=== STORED DATA ===
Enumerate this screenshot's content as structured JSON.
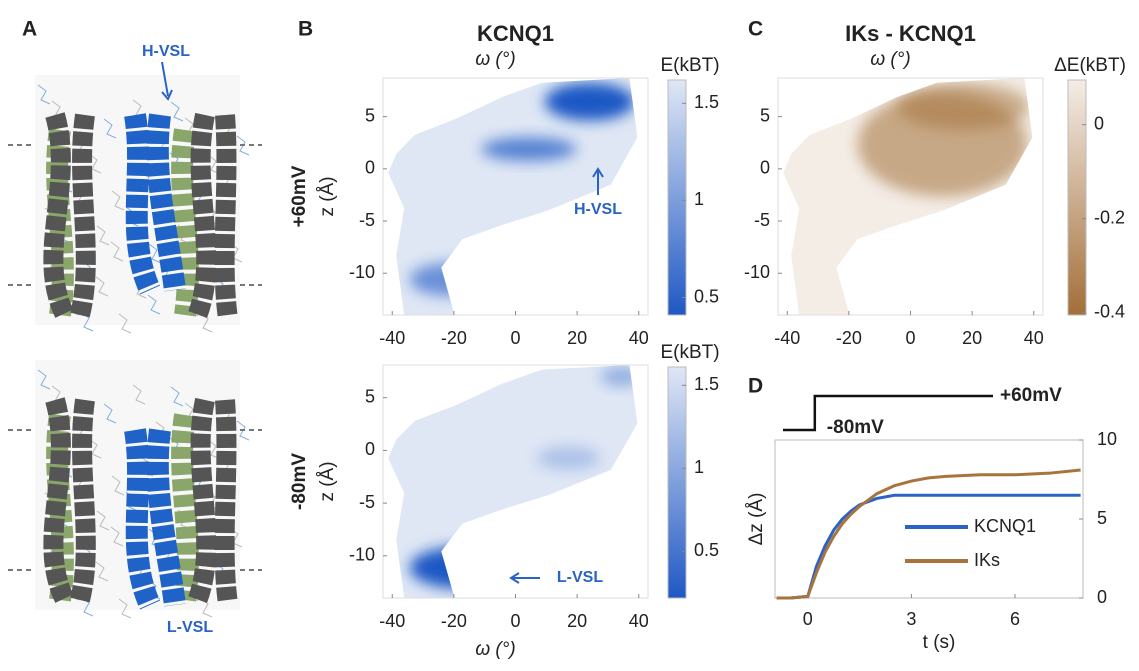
{
  "panel_labels": [
    "A",
    "B",
    "C",
    "D"
  ],
  "structure_labels": {
    "top": "H-VSL",
    "bottom": "L-VSL"
  },
  "chart_data": [
    {
      "type": "heatmap",
      "title": "KCNQ1",
      "xlabel": "ω (°)",
      "ylabel": "z (Å)",
      "row_label": "+60mV",
      "annotation": "H-VSL",
      "colorbar_label": "E(kBT)",
      "xlim": [
        -43,
        43
      ],
      "ylim": [
        -14,
        8.7
      ],
      "xticks": [
        -40,
        -20,
        0,
        20,
        40
      ],
      "yticks": [
        5,
        0,
        -5,
        -10
      ],
      "clim": [
        0.41,
        1.62
      ],
      "cticks": [
        1.5,
        1,
        0.5
      ],
      "colormap": [
        "#1f58c4",
        "#dfe7f5"
      ]
    },
    {
      "type": "heatmap",
      "xlabel": "ω (°)",
      "ylabel": "z (Å)",
      "row_label": "-80mV",
      "annotation": "L-VSL",
      "colorbar_label": "E(kBT)",
      "xlim": [
        -43,
        43
      ],
      "ylim": [
        -14,
        8.1
      ],
      "xticks": [
        -40,
        -20,
        0,
        20,
        40
      ],
      "yticks": [
        5,
        0,
        -5,
        -10
      ],
      "clim": [
        0.22,
        1.61
      ],
      "cticks": [
        1.5,
        1,
        0.5
      ],
      "colormap": [
        "#1f58c4",
        "#dfe7f5"
      ]
    },
    {
      "type": "heatmap",
      "title": "IKs - KCNQ1",
      "xlabel": "ω (°)",
      "colorbar_label": "ΔE(kBT)",
      "xlim": [
        -43,
        43
      ],
      "ylim": [
        -14,
        8.7
      ],
      "xticks": [
        -40,
        -20,
        0,
        20,
        40
      ],
      "yticks": [
        5,
        0,
        -5,
        -10
      ],
      "clim": [
        -0.405,
        0.095
      ],
      "cticks": [
        0,
        -0.2,
        -0.4
      ],
      "colormap": [
        "#a26f38",
        "#f4ede6"
      ]
    },
    {
      "type": "line",
      "xlabel": "t (s)",
      "ylabel": "Δz (Å)",
      "step_labels": [
        "-80mV",
        "+60mV"
      ],
      "x": [
        -0.9,
        -0.5,
        0,
        0.25,
        0.5,
        0.75,
        1,
        1.25,
        1.5,
        2,
        2.5,
        3,
        3.5,
        4,
        5,
        6,
        7,
        7.9
      ],
      "xlim": [
        -0.95,
        7.97
      ],
      "xticks": [
        0,
        3,
        6
      ],
      "y2lim": [
        0,
        10
      ],
      "y2ticks": [
        0,
        5,
        10
      ],
      "legend": "lower right",
      "series": [
        {
          "name": "KCNQ1",
          "color": "#2a63c6",
          "axis": "y2",
          "values": [
            0,
            0,
            0.1,
            2,
            3.3,
            4.3,
            5,
            5.5,
            5.9,
            6.3,
            6.5,
            6.5,
            6.5,
            6.5,
            6.5,
            6.5,
            6.5,
            6.5
          ]
        },
        {
          "name": "IKs",
          "color": "#a8743e",
          "axis": "y2",
          "values": [
            0,
            0,
            0.1,
            1.6,
            2.9,
            3.9,
            4.7,
            5.3,
            5.8,
            6.6,
            7.1,
            7.4,
            7.6,
            7.7,
            7.8,
            7.8,
            7.9,
            8.1
          ]
        }
      ]
    }
  ]
}
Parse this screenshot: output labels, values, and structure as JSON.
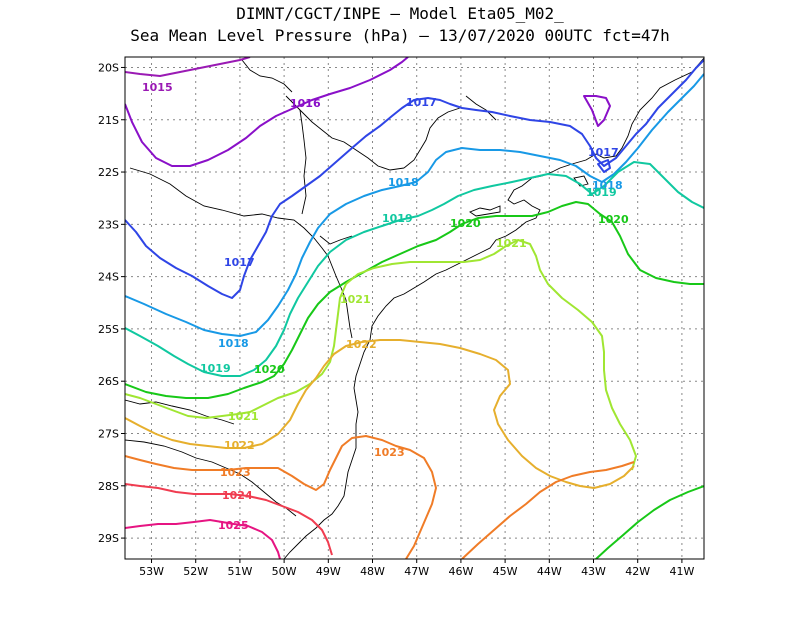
{
  "header": {
    "line1": "DIMNT/CGCT/INPE –  Model Eta05_M02_",
    "line2": "Sea Mean Level Pressure (hPa) – 13/07/2020 00UTC fct=47h"
  },
  "axes": {
    "lat_ticks": [
      "20S",
      "21S",
      "22S",
      "23S",
      "24S",
      "25S",
      "26S",
      "27S",
      "28S",
      "29S"
    ],
    "lon_ticks": [
      "53W",
      "52W",
      "51W",
      "50W",
      "49W",
      "48W",
      "47W",
      "46W",
      "45W",
      "44W",
      "43W",
      "42W",
      "41W"
    ]
  },
  "chart_data": {
    "type": "contour_map",
    "variable": "Sea Mean Level Pressure (hPa)",
    "xlim": [
      -53.6,
      -40.5
    ],
    "ylim": [
      -29.4,
      -19.8
    ],
    "x_ticks": [
      -53,
      -52,
      -51,
      -50,
      -49,
      -48,
      -47,
      -46,
      -45,
      -44,
      -43,
      -42,
      -41
    ],
    "y_ticks": [
      -20,
      -21,
      -22,
      -23,
      -24,
      -25,
      -26,
      -27,
      -28,
      -29
    ],
    "grid": true,
    "isobars": [
      {
        "value": "1015",
        "color": "#9a1ab4"
      },
      {
        "value": "1016",
        "color": "#8a10c8"
      },
      {
        "value": "1017",
        "color": "#2f45e6"
      },
      {
        "value": "1018",
        "color": "#1899e6"
      },
      {
        "value": "1019",
        "color": "#10c8a0"
      },
      {
        "value": "1020",
        "color": "#18c818"
      },
      {
        "value": "1021",
        "color": "#a0e632"
      },
      {
        "value": "1022",
        "color": "#e6af2d"
      },
      {
        "value": "1023",
        "color": "#f07c27"
      },
      {
        "value": "1024",
        "color": "#f03c50"
      },
      {
        "value": "1025",
        "color": "#e61482"
      }
    ]
  }
}
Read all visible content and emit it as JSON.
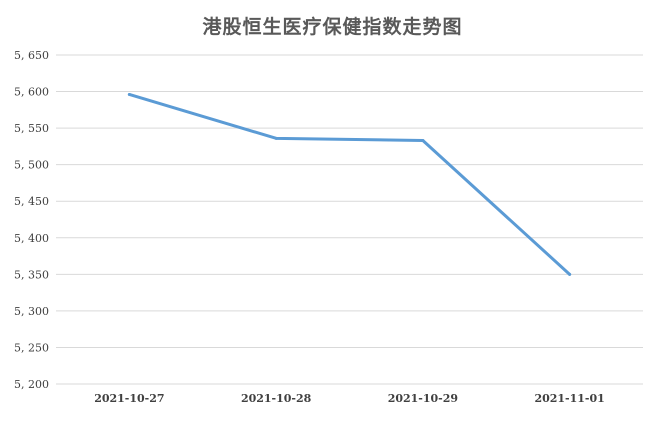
{
  "chart_data": {
    "type": "line",
    "title": "港股恒生医疗保健指数走势图",
    "xlabel": "",
    "ylabel": "",
    "categories": [
      "2021-10-27",
      "2021-10-28",
      "2021-10-29",
      "2021-11-01"
    ],
    "series": [
      {
        "values": [
          5596,
          5536,
          5533,
          5350
        ],
        "color": "#5b9bd5"
      }
    ],
    "ylim": [
      5200,
      5650
    ],
    "yticks": [
      5200,
      5250,
      5300,
      5350,
      5400,
      5450,
      5500,
      5550,
      5600,
      5650
    ],
    "ytick_labels": [
      "5, 200",
      "5, 250",
      "5, 300",
      "5, 350",
      "5, 400",
      "5, 450",
      "5, 500",
      "5, 550",
      "5, 600",
      "5, 650"
    ],
    "grid": true,
    "legend": "none",
    "colors": {
      "grid": "#d9d9d9",
      "title": "#595959",
      "axis_text": "#404040"
    }
  }
}
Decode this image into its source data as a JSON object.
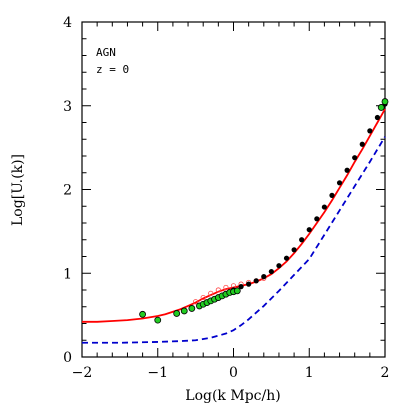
{
  "chart_data": {
    "type": "line",
    "xlabel": "Log(k Mpc/h)",
    "ylabel": "Log[U.(k)]",
    "xlim": [
      -2,
      2
    ],
    "ylim": [
      0,
      4
    ],
    "x_ticks": [
      "−2",
      "−1",
      "0",
      "1",
      "2"
    ],
    "y_ticks": [
      "0",
      "1",
      "2",
      "3",
      "4"
    ],
    "annotations": [
      "AGN",
      "z = 0"
    ],
    "grid": false,
    "colors": {
      "red_line": "#ff0000",
      "blue_dashed": "#0000cc",
      "green_points": "#22cc22",
      "black_points": "#000000",
      "red_points": "#ff4444"
    },
    "series": [
      {
        "style": "solid-red",
        "x": [
          -2.0,
          -1.8,
          -1.6,
          -1.4,
          -1.2,
          -1.0,
          -0.9,
          -0.8,
          -0.7,
          -0.6,
          -0.5,
          -0.4,
          -0.3,
          -0.2,
          -0.1,
          0.0,
          0.1,
          0.2,
          0.3,
          0.4,
          0.5,
          0.6,
          0.7,
          0.8,
          0.9,
          1.0,
          1.1,
          1.2,
          1.3,
          1.4,
          1.5,
          1.6,
          1.7,
          1.8,
          1.9,
          2.0
        ],
        "y": [
          0.42,
          0.42,
          0.43,
          0.44,
          0.46,
          0.49,
          0.51,
          0.54,
          0.57,
          0.61,
          0.65,
          0.7,
          0.74,
          0.78,
          0.81,
          0.83,
          0.85,
          0.87,
          0.9,
          0.94,
          0.99,
          1.06,
          1.14,
          1.24,
          1.35,
          1.47,
          1.6,
          1.73,
          1.87,
          2.02,
          2.17,
          2.33,
          2.48,
          2.64,
          2.8,
          2.96
        ]
      },
      {
        "style": "dashed-blue",
        "x": [
          -2.0,
          -1.5,
          -1.0,
          -0.7,
          -0.5,
          -0.3,
          -0.1,
          0.0,
          0.1,
          0.2,
          0.3,
          0.4,
          0.5,
          0.6,
          0.8,
          1.0,
          1.2,
          1.4,
          1.6,
          1.8,
          2.0
        ],
        "y": [
          0.17,
          0.17,
          0.18,
          0.19,
          0.2,
          0.23,
          0.28,
          0.32,
          0.38,
          0.45,
          0.53,
          0.61,
          0.7,
          0.79,
          0.98,
          1.17,
          1.46,
          1.75,
          2.04,
          2.33,
          2.63
        ]
      },
      {
        "style": "green-points",
        "x": [
          -1.2,
          -1.0,
          -0.75,
          -0.65,
          -0.55,
          -0.45,
          -0.4,
          -0.35,
          -0.3,
          -0.25,
          -0.2,
          -0.15,
          -0.1,
          -0.05,
          0.0,
          0.05,
          1.95,
          2.0
        ],
        "y": [
          0.51,
          0.44,
          0.52,
          0.55,
          0.58,
          0.61,
          0.63,
          0.65,
          0.67,
          0.69,
          0.71,
          0.73,
          0.75,
          0.77,
          0.78,
          0.79,
          2.98,
          3.05
        ]
      },
      {
        "style": "black-points",
        "x": [
          0.0,
          0.1,
          0.2,
          0.3,
          0.4,
          0.5,
          0.6,
          0.7,
          0.8,
          0.9,
          1.0,
          1.1,
          1.2,
          1.3,
          1.4,
          1.5,
          1.6,
          1.7,
          1.8,
          1.9,
          2.0
        ],
        "y": [
          0.8,
          0.84,
          0.87,
          0.91,
          0.96,
          1.02,
          1.09,
          1.18,
          1.28,
          1.4,
          1.52,
          1.65,
          1.79,
          1.93,
          2.08,
          2.23,
          2.38,
          2.54,
          2.7,
          2.86,
          3.02
        ]
      },
      {
        "style": "red-points",
        "x": [
          -0.5,
          -0.4,
          -0.3,
          -0.2,
          -0.1,
          0.0,
          0.1,
          0.2,
          0.3,
          0.4
        ],
        "y": [
          0.66,
          0.71,
          0.76,
          0.8,
          0.83,
          0.85,
          0.87,
          0.89,
          0.91,
          0.94
        ]
      }
    ]
  }
}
===
In the entries above, count each line that holds "title". Give the total and nothing else.

**SOLUTION:**
4